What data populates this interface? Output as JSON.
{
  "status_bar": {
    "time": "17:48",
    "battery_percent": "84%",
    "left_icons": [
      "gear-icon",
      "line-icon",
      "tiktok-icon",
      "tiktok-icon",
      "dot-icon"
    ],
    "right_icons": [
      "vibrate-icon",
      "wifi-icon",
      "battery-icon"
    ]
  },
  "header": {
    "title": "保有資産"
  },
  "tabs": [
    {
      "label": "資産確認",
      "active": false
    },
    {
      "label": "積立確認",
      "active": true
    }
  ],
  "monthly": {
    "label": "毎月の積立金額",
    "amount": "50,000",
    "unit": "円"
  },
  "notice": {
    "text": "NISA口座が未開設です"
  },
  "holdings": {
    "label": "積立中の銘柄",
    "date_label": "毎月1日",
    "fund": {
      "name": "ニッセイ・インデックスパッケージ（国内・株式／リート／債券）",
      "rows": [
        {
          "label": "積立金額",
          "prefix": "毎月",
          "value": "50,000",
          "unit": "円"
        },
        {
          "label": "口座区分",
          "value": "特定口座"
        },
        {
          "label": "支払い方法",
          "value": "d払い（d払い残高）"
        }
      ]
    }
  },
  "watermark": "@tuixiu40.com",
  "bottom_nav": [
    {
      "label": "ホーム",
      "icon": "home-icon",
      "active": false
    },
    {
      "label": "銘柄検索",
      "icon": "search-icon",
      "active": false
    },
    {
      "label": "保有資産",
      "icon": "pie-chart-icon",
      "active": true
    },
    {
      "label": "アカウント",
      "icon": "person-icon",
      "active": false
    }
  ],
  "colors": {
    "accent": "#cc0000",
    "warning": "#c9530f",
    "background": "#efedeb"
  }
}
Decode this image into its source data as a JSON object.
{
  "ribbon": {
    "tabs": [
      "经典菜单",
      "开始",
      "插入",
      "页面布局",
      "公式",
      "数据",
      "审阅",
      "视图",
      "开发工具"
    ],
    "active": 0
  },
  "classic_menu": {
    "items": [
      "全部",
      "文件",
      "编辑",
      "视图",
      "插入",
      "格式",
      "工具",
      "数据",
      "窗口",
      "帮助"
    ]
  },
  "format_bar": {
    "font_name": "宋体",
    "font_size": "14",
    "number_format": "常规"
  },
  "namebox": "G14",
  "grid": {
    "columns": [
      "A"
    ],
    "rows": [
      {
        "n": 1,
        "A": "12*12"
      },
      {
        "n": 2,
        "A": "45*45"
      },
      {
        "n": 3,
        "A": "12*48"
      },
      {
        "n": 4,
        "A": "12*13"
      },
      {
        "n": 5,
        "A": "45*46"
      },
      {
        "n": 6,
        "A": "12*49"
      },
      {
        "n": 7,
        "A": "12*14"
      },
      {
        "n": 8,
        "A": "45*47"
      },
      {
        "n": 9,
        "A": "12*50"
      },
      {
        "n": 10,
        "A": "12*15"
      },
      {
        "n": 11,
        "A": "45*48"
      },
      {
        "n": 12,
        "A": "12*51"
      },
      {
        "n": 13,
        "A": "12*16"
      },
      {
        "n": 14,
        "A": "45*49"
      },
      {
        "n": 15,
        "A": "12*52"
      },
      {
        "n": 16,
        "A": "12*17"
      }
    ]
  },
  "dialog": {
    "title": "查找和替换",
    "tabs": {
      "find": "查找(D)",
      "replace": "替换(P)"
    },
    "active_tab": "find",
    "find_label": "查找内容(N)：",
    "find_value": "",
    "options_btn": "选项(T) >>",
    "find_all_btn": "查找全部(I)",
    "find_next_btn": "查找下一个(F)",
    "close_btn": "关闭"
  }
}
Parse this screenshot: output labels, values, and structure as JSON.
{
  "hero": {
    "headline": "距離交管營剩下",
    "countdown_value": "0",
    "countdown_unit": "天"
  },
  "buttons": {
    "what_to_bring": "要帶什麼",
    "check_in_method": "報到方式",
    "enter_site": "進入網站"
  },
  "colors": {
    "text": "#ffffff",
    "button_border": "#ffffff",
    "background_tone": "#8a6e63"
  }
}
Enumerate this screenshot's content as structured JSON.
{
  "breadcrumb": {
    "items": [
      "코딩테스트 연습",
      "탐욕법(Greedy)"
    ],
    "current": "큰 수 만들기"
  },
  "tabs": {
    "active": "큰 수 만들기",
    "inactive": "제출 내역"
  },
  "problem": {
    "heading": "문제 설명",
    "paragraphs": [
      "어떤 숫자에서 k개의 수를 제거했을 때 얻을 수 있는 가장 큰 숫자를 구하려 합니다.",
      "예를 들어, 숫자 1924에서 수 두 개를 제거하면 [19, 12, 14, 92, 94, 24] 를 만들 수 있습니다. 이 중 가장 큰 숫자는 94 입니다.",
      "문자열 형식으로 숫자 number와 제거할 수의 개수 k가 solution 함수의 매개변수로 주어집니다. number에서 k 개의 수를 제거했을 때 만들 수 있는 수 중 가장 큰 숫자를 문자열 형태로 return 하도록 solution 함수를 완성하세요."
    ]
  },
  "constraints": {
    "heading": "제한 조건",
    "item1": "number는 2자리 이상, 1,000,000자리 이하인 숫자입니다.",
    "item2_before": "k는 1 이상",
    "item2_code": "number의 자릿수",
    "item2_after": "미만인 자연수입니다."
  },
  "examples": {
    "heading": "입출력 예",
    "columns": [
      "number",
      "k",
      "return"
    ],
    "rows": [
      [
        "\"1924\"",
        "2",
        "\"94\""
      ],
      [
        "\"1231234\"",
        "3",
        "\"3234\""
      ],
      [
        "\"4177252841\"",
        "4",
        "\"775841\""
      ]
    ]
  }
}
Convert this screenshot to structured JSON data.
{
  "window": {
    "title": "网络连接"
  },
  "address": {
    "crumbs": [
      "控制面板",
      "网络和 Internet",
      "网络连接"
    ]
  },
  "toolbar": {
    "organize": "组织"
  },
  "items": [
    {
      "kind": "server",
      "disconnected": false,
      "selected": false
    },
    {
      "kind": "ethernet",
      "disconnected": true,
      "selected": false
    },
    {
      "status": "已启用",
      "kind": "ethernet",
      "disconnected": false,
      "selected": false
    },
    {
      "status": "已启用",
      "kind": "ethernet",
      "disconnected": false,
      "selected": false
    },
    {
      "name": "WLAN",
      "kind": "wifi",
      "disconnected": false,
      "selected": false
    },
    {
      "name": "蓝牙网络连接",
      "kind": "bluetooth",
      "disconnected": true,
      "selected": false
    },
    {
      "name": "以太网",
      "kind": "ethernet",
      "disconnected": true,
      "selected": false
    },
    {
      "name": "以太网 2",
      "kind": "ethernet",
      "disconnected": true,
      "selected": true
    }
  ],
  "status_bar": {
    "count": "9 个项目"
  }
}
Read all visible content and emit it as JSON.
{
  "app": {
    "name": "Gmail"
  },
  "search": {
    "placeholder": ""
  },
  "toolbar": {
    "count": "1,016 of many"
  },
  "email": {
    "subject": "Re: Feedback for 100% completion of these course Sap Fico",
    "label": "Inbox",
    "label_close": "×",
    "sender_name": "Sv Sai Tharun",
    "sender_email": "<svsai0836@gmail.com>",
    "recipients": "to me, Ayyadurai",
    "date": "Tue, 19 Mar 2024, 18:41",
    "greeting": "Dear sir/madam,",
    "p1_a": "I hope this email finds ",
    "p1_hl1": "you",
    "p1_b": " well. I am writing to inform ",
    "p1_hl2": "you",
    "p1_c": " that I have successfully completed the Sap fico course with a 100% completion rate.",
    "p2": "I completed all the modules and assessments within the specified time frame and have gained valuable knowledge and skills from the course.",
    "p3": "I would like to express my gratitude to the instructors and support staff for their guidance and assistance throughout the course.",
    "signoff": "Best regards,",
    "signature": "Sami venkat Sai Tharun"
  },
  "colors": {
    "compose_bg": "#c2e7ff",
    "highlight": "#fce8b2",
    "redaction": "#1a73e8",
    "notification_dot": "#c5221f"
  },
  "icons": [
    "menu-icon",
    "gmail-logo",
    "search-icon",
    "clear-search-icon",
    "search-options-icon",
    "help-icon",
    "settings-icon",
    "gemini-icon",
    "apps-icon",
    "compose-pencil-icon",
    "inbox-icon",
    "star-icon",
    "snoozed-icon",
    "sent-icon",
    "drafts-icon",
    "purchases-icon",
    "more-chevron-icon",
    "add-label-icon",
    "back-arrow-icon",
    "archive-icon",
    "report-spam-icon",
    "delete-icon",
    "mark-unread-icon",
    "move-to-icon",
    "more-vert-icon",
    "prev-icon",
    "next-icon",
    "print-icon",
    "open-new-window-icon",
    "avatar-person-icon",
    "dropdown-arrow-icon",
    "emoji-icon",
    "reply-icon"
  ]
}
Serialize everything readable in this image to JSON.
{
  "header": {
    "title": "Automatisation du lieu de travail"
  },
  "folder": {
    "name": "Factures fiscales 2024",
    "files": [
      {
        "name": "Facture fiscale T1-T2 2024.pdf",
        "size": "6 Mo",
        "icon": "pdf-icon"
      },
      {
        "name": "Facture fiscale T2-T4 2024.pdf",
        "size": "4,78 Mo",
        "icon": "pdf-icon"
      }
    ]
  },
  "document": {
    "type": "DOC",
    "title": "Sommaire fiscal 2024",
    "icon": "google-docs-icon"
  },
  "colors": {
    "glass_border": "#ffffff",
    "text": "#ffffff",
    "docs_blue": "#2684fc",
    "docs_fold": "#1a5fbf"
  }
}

#### [EXERCISE DIRECTIONS]
Look over the listing above. Pick out and copy every line that includes "title".

#### [RESPONSE TO THIS TASK]
    "title": "保有資産"
    "title": "查找和替换",
    "title": "网络连接"
    "title": "Automatisation du lieu de travail"
    "title": "Sommaire fiscal 2024",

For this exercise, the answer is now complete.